Each entry below should be echoed exactly, with pictures omitted.

§ **Records for this task**:
--*--

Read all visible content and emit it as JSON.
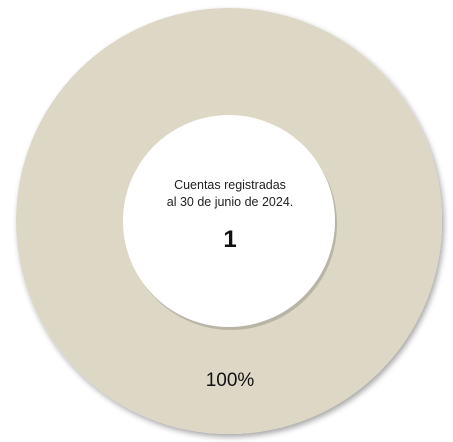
{
  "chart_data": {
    "type": "pie",
    "variant": "donut",
    "categories": [
      "Cuentas registradas"
    ],
    "values": [
      1
    ],
    "data_labels": [
      "100%"
    ],
    "colors": [
      "#ddd8c6"
    ],
    "center_text": {
      "line1": "Cuentas registradas",
      "line2": "al 30 de junio de 2024.",
      "value": "1"
    },
    "legend": "none"
  }
}
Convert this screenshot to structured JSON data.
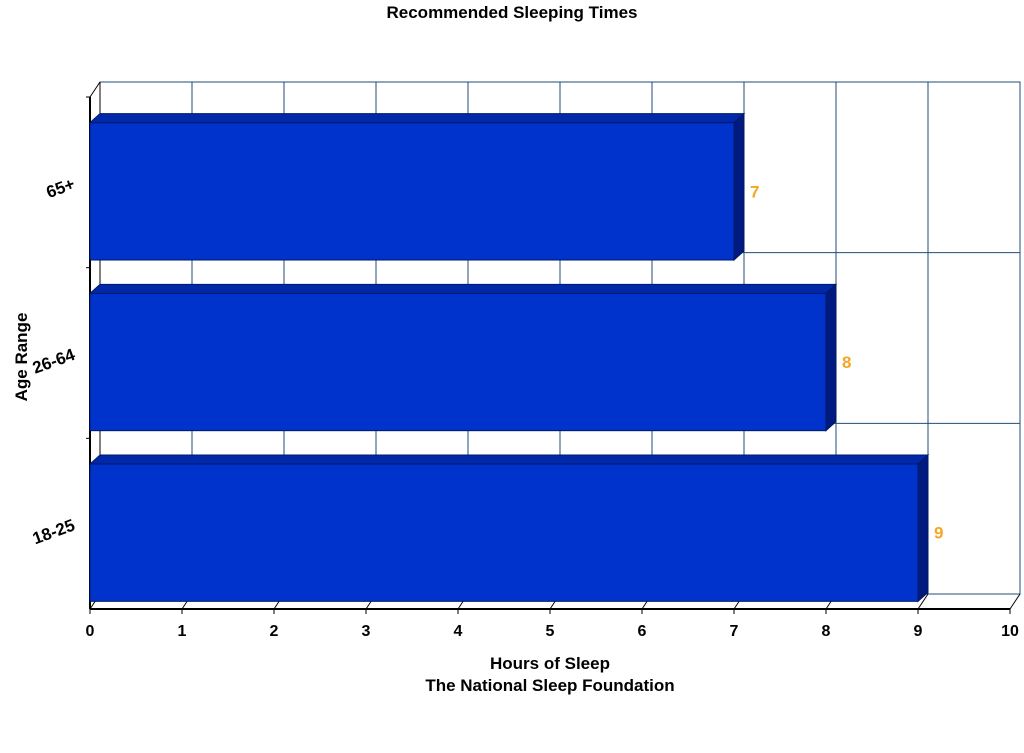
{
  "chart_data": {
    "type": "bar",
    "orientation": "horizontal",
    "title": "Recommended Sleeping Times",
    "xlabel": "Hours of Sleep",
    "xlabel_sub": "The National Sleep Foundation",
    "ylabel": "Age Range",
    "categories": [
      "18-25",
      "26-64",
      "65+"
    ],
    "values": [
      9,
      8,
      7
    ],
    "xlim": [
      0,
      10
    ],
    "xticks": [
      0,
      1,
      2,
      3,
      4,
      5,
      6,
      7,
      8,
      9,
      10
    ],
    "grid": true,
    "bar_style": "3d",
    "colors": {
      "bar_face": "#0033cc",
      "bar_top": "#0028a8",
      "bar_side": "#001a80",
      "data_label": "#f5a623",
      "grid": "#1f4e79",
      "axis": "#000000"
    }
  }
}
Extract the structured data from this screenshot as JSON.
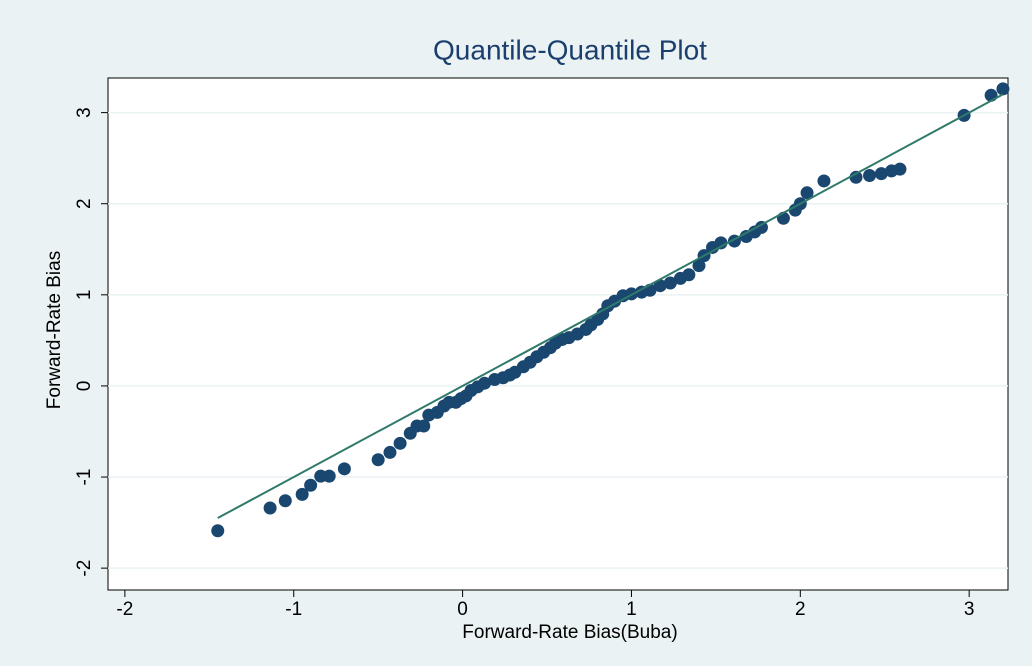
{
  "chart_data": {
    "type": "scatter",
    "title": "Quantile-Quantile Plot",
    "xlabel": "Forward-Rate Bias(Buba)",
    "ylabel": "Forward-Rate Bias",
    "xlim": [
      -2.1,
      3.23
    ],
    "ylim": [
      -2.24,
      3.38
    ],
    "xticks": [
      -2,
      -1,
      0,
      1,
      2,
      3
    ],
    "yticks": [
      -2,
      -1,
      0,
      1,
      2,
      3
    ],
    "grid": true,
    "color": "#1a476f",
    "x": [
      -1.45,
      -1.14,
      -1.05,
      -0.95,
      -0.9,
      -0.84,
      -0.79,
      -0.7,
      -0.5,
      -0.43,
      -0.37,
      -0.31,
      -0.27,
      -0.23,
      -0.2,
      -0.15,
      -0.11,
      -0.08,
      -0.04,
      -0.01,
      0.02,
      0.05,
      0.09,
      0.13,
      0.19,
      0.24,
      0.28,
      0.31,
      0.36,
      0.4,
      0.44,
      0.48,
      0.52,
      0.55,
      0.59,
      0.63,
      0.68,
      0.73,
      0.76,
      0.8,
      0.83,
      0.86,
      0.9,
      0.95,
      1.0,
      1.06,
      1.11,
      1.17,
      1.23,
      1.29,
      1.34,
      1.4,
      1.43,
      1.48,
      1.53,
      1.61,
      1.68,
      1.73,
      1.77,
      1.9,
      1.97,
      2.0,
      2.04,
      2.14,
      2.33,
      2.41,
      2.48,
      2.54,
      2.59,
      2.97,
      3.13,
      3.2
    ],
    "values": [
      -1.59,
      -1.34,
      -1.26,
      -1.19,
      -1.09,
      -0.99,
      -0.99,
      -0.91,
      -0.81,
      -0.73,
      -0.63,
      -0.52,
      -0.44,
      -0.44,
      -0.32,
      -0.29,
      -0.22,
      -0.18,
      -0.18,
      -0.14,
      -0.11,
      -0.05,
      -0.01,
      0.03,
      0.07,
      0.09,
      0.12,
      0.15,
      0.21,
      0.26,
      0.32,
      0.37,
      0.42,
      0.47,
      0.51,
      0.53,
      0.57,
      0.62,
      0.67,
      0.73,
      0.79,
      0.88,
      0.93,
      0.99,
      1.01,
      1.03,
      1.05,
      1.1,
      1.13,
      1.18,
      1.22,
      1.32,
      1.43,
      1.52,
      1.57,
      1.59,
      1.64,
      1.69,
      1.74,
      1.84,
      1.93,
      2.0,
      2.12,
      2.25,
      2.29,
      2.31,
      2.33,
      2.36,
      2.38,
      2.97,
      3.19,
      3.26
    ],
    "reference_line": {
      "color": "#2f7a6b",
      "x": [
        -1.45,
        3.2
      ],
      "y": [
        -1.45,
        3.2
      ]
    }
  }
}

--*--

§ **Exercise result**:
Read all visible content and emit it as JSON.
{
  "chart_data": {
    "type": "pie",
    "variant": "donut",
    "categories": [
      "Cuentas registradas"
    ],
    "values": [
      1
    ],
    "data_labels": [
      "100%"
    ],
    "colors": [
      "#ddd8c6"
    ],
    "center_text": {
      "line1": "Cuentas registradas",
      "line2": "al 30 de junio de 2024.",
      "value": "1"
    },
    "legend": "none"
  }
}
Convert this screenshot to structured JSON data.
{
  "chart_data": {
    "type": "bar",
    "orientation": "horizontal",
    "title": "Recommended Sleeping Times",
    "xlabel": "Hours of Sleep",
    "xlabel_sub": "The National Sleep Foundation",
    "ylabel": "Age Range",
    "categories": [
      "18-25",
      "26-64",
      "65+"
    ],
    "values": [
      9,
      8,
      7
    ],
    "xlim": [
      0,
      10
    ],
    "xticks": [
      0,
      1,
      2,
      3,
      4,
      5,
      6,
      7,
      8,
      9,
      10
    ],
    "grid": true,
    "bar_style": "3d",
    "colors": {
      "bar_face": "#0033cc",
      "bar_top": "#0028a8",
      "bar_side": "#001a80",
      "data_label": "#f5a623",
      "grid": "#1f4e79",
      "axis": "#000000"
    }
  }
}
Extract the structured data from this screenshot as JSON.
{
  "chart_data": {
    "type": "scatter",
    "title": "Quantile-Quantile Plot",
    "xlabel": "Forward-Rate Bias(Buba)",
    "ylabel": "Forward-Rate Bias",
    "xlim": [
      -2.1,
      3.23
    ],
    "ylim": [
      -2.24,
      3.38
    ],
    "xticks": [
      -2,
      -1,
      0,
      1,
      2,
      3
    ],
    "yticks": [
      -2,
      -1,
      0,
      1,
      2,
      3
    ],
    "grid": true,
    "color": "#1a476f",
    "x": [
      -1.45,
      -1.14,
      -1.05,
      -0.95,
      -0.9,
      -0.84,
      -0.79,
      -0.7,
      -0.5,
      -0.43,
      -0.37,
      -0.31,
      -0.27,
      -0.23,
      -0.2,
      -0.15,
      -0.11,
      -0.08,
      -0.04,
      -0.01,
      0.02,
      0.05,
      0.09,
      0.13,
      0.19,
      0.24,
      0.28,
      0.31,
      0.36,
      0.4,
      0.44,
      0.48,
      0.52,
      0.55,
      0.59,
      0.63,
      0.68,
      0.73,
      0.76,
      0.8,
      0.83,
      0.86,
      0.9,
      0.95,
      1.0,
      1.06,
      1.11,
      1.17,
      1.23,
      1.29,
      1.34,
      1.4,
      1.43,
      1.48,
      1.53,
      1.61,
      1.68,
      1.73,
      1.77,
      1.9,
      1.97,
      2.0,
      2.04,
      2.14,
      2.33,
      2.41,
      2.48,
      2.54,
      2.59,
      2.97,
      3.13,
      3.2
    ],
    "values": [
      -1.59,
      -1.34,
      -1.26,
      -1.19,
      -1.09,
      -0.99,
      -0.99,
      -0.91,
      -0.81,
      -0.73,
      -0.63,
      -0.52,
      -0.44,
      -0.44,
      -0.32,
      -0.29,
      -0.22,
      -0.18,
      -0.18,
      -0.14,
      -0.11,
      -0.05,
      -0.01,
      0.03,
      0.07,
      0.09,
      0.12,
      0.15,
      0.21,
      0.26,
      0.32,
      0.37,
      0.42,
      0.47,
      0.51,
      0.53,
      0.57,
      0.62,
      0.67,
      0.73,
      0.79,
      0.88,
      0.93,
      0.99,
      1.01,
      1.03,
      1.05,
      1.1,
      1.13,
      1.18,
      1.22,
      1.32,
      1.43,
      1.52,
      1.57,
      1.59,
      1.64,
      1.69,
      1.74,
      1.84,
      1.93,
      2.0,
      2.12,
      2.25,
      2.29,
      2.31,
      2.33,
      2.36,
      2.38,
      2.97,
      3.19,
      3.26
    ],
    "reference_line": {
      "color": "#2f7a6b",
      "x": [
        -1.45,
        3.2
      ],
      "y": [
        -1.45,
        3.2
      ]
    }
  }
}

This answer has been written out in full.